++++ Information shown ++++
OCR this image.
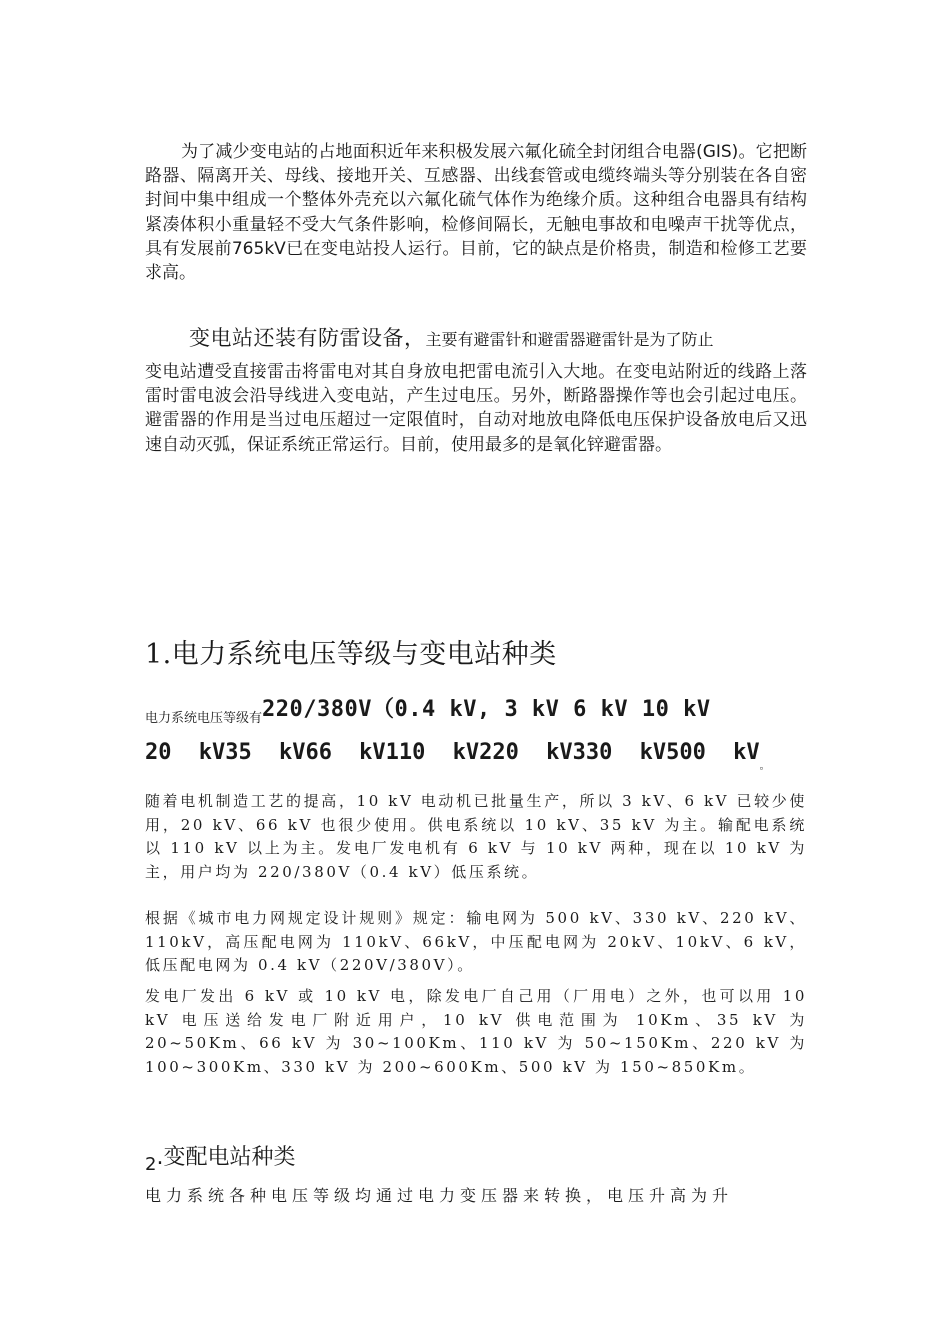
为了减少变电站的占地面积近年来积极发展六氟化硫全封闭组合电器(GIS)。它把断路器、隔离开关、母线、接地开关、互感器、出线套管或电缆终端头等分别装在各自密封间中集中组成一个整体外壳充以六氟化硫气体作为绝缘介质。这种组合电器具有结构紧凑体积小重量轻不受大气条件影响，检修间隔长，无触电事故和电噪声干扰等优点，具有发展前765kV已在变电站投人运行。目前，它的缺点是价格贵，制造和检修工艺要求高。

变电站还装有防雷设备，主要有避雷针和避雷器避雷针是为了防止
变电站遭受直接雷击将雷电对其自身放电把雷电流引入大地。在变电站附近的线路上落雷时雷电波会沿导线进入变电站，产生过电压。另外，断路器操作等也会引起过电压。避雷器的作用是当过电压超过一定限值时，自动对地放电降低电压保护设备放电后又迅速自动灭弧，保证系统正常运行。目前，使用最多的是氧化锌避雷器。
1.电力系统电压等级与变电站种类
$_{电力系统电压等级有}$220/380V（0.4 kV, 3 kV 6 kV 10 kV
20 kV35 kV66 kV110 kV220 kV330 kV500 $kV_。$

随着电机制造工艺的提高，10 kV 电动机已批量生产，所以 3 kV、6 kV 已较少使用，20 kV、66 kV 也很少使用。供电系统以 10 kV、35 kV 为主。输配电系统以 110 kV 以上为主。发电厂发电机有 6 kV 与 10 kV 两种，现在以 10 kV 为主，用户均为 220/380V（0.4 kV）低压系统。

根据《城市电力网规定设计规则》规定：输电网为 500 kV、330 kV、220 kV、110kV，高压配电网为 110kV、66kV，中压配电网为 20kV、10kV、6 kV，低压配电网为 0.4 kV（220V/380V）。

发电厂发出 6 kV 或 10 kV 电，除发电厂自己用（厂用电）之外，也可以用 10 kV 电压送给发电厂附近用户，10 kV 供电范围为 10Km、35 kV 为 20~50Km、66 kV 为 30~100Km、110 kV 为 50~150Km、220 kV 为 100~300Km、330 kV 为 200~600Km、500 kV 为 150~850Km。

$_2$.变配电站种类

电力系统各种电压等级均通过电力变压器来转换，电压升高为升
++++
++++ Information shown ++++
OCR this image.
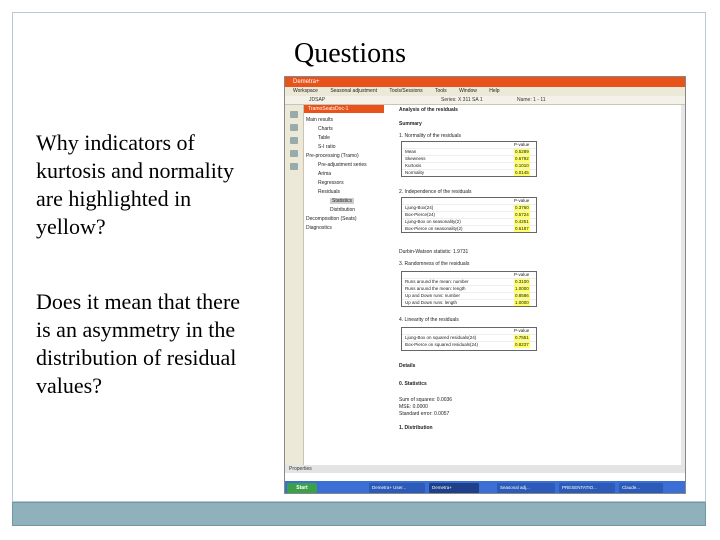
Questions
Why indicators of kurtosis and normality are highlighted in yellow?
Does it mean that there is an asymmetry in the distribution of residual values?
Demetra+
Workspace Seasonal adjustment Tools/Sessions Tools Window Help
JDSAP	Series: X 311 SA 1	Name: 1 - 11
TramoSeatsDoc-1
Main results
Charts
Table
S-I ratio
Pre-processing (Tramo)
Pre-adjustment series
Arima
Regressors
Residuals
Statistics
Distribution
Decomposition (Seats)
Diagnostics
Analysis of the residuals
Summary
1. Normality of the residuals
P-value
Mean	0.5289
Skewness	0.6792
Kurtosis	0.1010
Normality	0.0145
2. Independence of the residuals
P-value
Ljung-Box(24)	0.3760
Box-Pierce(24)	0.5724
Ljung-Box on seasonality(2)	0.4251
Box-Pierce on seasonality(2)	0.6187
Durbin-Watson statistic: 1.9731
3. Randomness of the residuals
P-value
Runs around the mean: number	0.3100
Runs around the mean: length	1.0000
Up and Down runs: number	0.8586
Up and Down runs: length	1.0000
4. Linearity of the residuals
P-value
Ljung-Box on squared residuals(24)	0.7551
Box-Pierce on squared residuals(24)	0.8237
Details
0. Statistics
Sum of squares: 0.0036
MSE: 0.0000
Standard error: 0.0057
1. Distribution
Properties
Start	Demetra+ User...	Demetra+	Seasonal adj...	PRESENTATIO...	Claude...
++++
++++ Information shown ++++
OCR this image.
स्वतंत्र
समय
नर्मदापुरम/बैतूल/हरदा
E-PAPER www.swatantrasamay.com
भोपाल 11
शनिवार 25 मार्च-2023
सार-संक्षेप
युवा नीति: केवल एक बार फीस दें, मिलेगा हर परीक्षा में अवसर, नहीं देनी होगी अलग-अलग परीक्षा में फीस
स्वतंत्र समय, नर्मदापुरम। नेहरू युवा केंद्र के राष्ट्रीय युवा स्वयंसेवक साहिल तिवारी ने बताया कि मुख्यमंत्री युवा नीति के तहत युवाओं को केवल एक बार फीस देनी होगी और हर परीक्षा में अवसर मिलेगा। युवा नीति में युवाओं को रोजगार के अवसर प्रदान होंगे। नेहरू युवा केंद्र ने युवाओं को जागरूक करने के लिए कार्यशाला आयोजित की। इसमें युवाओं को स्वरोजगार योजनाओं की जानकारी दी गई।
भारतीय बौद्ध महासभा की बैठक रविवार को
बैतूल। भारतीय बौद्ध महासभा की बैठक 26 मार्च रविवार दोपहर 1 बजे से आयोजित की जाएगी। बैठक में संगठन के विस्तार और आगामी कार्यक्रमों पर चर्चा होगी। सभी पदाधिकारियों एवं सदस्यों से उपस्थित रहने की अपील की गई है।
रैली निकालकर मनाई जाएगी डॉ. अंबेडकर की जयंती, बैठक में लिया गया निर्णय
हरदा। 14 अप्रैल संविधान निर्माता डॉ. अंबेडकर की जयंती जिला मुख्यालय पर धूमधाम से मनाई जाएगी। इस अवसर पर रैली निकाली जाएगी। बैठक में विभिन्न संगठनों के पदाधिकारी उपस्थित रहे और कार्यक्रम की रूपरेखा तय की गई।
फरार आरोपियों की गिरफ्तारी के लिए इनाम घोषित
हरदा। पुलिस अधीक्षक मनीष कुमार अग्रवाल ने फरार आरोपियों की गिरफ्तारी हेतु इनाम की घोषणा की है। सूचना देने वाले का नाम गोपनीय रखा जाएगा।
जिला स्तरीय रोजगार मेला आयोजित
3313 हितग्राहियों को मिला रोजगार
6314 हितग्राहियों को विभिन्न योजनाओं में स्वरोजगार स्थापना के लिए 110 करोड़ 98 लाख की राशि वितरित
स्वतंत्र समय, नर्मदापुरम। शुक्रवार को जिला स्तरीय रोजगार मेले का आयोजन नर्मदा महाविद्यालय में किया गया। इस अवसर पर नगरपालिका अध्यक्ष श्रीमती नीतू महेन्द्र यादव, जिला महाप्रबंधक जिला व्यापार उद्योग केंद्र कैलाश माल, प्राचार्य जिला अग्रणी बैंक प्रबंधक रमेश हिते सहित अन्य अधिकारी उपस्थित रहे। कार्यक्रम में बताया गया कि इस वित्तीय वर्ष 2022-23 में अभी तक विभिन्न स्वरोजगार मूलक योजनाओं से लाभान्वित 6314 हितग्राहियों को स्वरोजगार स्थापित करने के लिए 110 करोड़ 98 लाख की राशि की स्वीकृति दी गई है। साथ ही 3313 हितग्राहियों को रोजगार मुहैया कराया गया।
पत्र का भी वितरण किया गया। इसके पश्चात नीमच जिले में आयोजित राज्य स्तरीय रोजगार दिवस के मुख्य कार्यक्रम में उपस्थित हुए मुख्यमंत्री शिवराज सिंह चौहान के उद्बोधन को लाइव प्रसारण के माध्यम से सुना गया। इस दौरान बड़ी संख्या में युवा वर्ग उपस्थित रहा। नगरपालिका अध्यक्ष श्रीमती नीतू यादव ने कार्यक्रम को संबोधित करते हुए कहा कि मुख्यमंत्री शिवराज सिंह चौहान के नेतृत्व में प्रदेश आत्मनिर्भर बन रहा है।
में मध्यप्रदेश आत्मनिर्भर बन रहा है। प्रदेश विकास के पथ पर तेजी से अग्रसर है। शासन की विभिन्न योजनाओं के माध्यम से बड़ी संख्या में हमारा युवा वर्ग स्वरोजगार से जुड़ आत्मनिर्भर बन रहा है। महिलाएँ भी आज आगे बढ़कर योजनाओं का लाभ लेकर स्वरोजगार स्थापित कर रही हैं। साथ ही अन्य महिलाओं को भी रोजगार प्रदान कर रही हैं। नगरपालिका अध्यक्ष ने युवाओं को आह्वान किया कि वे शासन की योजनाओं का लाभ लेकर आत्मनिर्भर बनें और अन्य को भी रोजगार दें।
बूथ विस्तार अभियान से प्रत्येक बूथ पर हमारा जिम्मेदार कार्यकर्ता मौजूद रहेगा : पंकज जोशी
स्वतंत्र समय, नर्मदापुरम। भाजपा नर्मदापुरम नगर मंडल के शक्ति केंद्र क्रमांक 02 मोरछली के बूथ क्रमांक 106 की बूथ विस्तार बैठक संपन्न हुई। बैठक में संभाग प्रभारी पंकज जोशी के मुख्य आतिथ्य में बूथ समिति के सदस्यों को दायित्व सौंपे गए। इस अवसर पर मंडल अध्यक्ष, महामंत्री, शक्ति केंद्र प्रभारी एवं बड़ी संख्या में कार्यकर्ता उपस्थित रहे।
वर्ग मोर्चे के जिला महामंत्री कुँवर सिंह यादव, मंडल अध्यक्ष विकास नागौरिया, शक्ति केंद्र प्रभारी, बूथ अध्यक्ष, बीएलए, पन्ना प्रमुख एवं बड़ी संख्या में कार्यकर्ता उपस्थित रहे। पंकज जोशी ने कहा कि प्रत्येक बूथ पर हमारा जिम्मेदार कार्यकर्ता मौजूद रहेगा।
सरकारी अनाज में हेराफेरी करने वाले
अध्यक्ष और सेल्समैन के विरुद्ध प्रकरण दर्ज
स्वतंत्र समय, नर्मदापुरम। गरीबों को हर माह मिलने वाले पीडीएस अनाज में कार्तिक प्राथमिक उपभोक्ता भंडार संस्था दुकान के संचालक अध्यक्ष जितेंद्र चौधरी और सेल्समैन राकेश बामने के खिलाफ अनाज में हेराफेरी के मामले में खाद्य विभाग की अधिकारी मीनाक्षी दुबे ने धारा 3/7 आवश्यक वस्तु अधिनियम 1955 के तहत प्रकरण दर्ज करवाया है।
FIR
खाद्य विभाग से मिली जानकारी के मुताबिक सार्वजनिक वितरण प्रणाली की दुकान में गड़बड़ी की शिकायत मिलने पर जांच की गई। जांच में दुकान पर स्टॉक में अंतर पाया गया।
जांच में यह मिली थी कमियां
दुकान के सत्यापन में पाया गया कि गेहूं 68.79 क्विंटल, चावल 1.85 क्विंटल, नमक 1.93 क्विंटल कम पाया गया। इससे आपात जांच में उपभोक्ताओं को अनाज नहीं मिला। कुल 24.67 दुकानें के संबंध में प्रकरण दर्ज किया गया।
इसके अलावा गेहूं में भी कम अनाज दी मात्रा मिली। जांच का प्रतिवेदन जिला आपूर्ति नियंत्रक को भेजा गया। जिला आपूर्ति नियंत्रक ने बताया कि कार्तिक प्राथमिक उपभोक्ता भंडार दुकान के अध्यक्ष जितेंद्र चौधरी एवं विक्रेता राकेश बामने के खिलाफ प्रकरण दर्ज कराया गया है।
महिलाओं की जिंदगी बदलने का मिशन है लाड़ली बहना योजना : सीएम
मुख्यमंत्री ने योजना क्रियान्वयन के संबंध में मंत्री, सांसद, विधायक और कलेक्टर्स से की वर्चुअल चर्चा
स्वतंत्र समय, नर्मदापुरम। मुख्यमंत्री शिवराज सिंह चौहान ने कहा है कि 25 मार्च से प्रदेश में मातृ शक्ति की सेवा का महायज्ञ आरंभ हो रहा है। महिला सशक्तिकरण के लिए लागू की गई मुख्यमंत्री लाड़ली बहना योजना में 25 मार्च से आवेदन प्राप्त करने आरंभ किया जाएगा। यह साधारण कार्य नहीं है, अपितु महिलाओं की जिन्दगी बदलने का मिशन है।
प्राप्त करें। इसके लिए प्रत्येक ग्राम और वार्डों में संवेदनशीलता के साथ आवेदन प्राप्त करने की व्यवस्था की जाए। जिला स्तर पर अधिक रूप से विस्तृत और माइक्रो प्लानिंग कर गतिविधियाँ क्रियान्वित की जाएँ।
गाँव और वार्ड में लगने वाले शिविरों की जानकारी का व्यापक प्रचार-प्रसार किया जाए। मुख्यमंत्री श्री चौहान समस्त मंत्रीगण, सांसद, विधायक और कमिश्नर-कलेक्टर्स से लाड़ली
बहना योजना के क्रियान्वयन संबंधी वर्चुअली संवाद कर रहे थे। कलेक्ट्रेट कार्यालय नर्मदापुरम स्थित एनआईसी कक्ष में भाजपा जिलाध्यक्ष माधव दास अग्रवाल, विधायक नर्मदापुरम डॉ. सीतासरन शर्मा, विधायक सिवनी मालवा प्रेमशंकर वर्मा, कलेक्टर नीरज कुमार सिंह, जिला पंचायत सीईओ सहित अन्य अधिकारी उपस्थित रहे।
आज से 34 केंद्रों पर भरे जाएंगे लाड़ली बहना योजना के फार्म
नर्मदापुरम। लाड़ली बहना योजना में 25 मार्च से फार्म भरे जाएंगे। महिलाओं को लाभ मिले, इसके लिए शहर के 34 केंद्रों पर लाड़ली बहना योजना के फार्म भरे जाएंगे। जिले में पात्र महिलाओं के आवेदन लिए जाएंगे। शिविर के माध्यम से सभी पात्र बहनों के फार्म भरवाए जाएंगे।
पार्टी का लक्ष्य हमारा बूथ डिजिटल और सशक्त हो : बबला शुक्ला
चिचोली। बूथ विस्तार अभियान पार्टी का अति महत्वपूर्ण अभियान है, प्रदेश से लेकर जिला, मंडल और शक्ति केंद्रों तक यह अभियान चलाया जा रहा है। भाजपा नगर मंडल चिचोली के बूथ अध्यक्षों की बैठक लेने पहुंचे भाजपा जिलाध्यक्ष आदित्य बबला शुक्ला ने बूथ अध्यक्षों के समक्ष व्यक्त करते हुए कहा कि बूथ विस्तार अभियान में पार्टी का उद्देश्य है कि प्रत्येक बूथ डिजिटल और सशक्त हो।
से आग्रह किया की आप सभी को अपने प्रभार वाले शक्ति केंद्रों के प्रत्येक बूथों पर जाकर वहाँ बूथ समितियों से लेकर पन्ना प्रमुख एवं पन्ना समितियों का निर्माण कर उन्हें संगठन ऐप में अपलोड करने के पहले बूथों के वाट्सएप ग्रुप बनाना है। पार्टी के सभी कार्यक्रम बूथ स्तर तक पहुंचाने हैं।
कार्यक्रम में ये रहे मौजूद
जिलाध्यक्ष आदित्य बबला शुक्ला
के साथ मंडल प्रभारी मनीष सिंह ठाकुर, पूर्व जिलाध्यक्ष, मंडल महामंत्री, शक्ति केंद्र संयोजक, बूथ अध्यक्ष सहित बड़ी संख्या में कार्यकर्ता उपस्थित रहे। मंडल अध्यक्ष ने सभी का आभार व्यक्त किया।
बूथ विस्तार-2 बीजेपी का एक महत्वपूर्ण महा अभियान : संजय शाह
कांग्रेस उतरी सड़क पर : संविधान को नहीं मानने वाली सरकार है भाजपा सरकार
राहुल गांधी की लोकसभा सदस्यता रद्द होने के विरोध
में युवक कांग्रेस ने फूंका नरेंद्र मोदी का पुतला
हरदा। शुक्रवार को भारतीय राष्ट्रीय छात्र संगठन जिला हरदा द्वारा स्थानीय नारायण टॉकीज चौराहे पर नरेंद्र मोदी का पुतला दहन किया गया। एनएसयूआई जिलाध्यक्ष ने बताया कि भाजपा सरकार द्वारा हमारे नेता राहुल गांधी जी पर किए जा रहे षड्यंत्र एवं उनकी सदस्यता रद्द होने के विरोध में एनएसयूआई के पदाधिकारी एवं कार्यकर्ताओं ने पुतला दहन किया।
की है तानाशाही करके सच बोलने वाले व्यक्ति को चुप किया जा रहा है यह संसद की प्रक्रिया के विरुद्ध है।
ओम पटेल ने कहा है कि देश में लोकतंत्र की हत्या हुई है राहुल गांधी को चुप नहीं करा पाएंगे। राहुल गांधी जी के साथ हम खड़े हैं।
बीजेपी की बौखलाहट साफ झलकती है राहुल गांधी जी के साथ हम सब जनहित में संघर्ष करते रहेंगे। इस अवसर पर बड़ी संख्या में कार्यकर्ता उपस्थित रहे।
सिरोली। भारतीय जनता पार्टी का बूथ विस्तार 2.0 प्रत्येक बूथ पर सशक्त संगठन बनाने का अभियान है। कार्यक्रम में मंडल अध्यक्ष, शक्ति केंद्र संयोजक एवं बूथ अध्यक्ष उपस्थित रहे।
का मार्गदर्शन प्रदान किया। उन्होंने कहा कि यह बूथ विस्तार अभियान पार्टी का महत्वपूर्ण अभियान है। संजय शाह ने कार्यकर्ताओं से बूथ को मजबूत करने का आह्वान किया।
++++
▸ Exercise instructions
Check each line above for the string "Demetra", then copy the ones that have it.

▸ Full response
Demetra+
Start	Demetra+ User...	Demetra+	Seasonal adj...	PRESENTATIO...	Claude...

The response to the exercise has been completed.